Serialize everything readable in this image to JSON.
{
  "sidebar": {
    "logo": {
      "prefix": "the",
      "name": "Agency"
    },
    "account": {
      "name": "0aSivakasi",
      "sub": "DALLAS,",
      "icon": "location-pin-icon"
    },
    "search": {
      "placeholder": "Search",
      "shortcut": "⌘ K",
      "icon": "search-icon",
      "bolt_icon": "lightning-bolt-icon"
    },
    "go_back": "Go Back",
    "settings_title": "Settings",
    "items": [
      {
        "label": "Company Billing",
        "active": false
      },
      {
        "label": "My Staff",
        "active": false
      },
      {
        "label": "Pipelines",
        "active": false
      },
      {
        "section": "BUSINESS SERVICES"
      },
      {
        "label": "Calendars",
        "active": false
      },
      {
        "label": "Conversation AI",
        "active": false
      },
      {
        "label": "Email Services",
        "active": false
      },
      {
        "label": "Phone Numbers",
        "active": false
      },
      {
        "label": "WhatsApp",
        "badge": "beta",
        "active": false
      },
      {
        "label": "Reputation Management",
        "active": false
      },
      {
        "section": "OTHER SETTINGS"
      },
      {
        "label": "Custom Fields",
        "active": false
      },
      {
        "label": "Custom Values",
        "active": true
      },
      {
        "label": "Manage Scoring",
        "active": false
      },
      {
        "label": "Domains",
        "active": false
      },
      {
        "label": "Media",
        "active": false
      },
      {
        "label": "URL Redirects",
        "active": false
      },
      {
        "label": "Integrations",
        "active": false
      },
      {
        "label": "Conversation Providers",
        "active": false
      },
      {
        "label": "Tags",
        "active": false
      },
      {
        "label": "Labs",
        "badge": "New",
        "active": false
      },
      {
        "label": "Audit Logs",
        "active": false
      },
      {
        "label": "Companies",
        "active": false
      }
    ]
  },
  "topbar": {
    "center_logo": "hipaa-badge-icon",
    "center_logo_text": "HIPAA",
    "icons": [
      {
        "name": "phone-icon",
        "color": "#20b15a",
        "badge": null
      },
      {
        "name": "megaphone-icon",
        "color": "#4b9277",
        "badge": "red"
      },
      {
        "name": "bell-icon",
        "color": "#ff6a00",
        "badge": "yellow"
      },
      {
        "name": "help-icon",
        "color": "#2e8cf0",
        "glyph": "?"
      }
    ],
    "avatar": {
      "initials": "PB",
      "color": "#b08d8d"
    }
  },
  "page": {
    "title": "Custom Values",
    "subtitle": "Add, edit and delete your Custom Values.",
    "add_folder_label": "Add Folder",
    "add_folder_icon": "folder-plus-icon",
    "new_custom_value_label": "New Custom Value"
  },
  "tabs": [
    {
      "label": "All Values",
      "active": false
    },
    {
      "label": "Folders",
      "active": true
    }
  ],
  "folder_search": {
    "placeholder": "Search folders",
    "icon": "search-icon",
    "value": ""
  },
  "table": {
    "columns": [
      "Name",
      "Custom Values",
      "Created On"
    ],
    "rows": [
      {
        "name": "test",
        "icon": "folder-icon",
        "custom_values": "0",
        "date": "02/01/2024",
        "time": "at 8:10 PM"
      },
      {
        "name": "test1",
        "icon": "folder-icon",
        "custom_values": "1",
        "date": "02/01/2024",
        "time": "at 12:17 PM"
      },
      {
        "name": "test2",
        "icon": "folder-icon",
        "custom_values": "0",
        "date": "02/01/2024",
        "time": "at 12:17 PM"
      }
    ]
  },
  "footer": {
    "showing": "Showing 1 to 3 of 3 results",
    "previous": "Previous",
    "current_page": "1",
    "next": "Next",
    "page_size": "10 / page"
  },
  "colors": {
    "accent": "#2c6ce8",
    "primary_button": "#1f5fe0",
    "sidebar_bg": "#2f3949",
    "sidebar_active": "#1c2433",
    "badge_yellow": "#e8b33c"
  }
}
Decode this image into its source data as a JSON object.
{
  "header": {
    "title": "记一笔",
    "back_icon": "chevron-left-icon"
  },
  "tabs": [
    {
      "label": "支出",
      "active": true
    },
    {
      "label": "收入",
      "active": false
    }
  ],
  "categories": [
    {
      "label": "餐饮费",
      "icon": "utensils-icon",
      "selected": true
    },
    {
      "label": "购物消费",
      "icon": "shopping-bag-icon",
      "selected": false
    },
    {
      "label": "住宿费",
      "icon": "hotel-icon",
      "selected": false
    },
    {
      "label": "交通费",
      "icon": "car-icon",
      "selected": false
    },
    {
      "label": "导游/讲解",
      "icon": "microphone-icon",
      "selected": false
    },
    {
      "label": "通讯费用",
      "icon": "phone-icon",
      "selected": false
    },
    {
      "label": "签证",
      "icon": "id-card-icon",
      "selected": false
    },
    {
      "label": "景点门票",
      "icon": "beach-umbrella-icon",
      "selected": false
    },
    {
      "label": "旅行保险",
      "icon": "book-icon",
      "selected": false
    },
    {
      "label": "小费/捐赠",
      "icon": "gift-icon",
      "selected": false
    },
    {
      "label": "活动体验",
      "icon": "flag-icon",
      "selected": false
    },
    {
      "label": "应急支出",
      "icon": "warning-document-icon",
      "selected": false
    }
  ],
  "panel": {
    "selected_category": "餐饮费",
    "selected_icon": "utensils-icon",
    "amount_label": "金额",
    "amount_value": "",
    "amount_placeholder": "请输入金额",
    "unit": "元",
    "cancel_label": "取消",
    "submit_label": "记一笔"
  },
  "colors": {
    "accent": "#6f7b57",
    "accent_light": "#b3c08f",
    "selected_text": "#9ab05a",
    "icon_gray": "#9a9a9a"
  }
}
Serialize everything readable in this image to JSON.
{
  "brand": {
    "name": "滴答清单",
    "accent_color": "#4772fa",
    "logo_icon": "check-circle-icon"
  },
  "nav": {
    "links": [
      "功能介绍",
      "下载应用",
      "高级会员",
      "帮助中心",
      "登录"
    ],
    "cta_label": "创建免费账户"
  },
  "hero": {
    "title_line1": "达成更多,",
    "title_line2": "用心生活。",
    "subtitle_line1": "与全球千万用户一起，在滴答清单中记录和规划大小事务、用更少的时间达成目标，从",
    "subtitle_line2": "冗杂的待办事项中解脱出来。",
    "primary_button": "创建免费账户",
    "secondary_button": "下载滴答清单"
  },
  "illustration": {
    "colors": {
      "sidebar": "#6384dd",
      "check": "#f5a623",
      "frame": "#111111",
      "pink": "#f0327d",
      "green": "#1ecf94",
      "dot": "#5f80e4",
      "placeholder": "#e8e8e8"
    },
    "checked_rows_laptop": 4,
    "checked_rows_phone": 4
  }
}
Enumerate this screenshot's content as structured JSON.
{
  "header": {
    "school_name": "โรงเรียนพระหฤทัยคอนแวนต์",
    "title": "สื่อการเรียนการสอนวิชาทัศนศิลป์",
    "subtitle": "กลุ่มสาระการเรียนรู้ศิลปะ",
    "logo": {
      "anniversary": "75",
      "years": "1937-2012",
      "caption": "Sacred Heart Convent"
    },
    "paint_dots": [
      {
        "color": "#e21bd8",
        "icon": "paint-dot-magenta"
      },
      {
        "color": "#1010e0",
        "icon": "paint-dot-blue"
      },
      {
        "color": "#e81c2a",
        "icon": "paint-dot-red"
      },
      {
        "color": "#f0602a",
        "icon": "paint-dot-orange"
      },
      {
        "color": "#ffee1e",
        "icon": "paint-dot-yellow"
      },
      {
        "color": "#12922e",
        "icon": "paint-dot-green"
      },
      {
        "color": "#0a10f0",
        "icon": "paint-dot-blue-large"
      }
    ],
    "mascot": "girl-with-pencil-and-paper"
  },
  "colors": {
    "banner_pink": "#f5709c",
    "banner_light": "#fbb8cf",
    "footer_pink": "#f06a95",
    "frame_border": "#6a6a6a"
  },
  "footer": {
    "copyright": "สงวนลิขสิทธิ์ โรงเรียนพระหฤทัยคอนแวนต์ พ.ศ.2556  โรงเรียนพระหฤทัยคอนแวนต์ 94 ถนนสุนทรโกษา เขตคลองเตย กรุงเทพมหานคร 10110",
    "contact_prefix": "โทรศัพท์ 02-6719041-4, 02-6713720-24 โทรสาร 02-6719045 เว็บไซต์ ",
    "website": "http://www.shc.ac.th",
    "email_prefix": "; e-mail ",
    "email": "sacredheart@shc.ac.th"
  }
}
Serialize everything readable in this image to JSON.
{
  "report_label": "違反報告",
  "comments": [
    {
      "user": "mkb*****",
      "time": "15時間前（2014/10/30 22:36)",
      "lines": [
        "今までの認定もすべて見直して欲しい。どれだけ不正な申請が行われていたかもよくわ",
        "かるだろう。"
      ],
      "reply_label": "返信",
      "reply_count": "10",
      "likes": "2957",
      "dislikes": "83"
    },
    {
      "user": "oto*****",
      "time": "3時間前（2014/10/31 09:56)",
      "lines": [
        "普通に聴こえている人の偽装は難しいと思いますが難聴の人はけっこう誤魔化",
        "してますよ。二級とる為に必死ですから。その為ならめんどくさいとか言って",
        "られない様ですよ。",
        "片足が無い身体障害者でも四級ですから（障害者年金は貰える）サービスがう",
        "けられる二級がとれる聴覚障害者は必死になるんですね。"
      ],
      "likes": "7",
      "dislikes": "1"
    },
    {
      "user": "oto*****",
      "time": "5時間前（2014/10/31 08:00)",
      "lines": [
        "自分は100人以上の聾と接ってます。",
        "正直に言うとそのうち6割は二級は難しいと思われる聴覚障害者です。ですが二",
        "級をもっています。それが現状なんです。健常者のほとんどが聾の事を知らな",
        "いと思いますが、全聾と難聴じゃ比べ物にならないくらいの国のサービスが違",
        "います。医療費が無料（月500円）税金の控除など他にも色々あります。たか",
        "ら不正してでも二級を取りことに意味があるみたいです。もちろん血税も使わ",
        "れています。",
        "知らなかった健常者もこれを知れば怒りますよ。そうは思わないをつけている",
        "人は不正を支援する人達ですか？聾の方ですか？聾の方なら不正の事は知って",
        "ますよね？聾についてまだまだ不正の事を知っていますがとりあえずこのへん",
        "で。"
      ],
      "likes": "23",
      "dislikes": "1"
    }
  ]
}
============
• [Directive]:
Determine how many lines of the listing hold the word "utensils" and reply with that figure alone.

• [Solution]:
2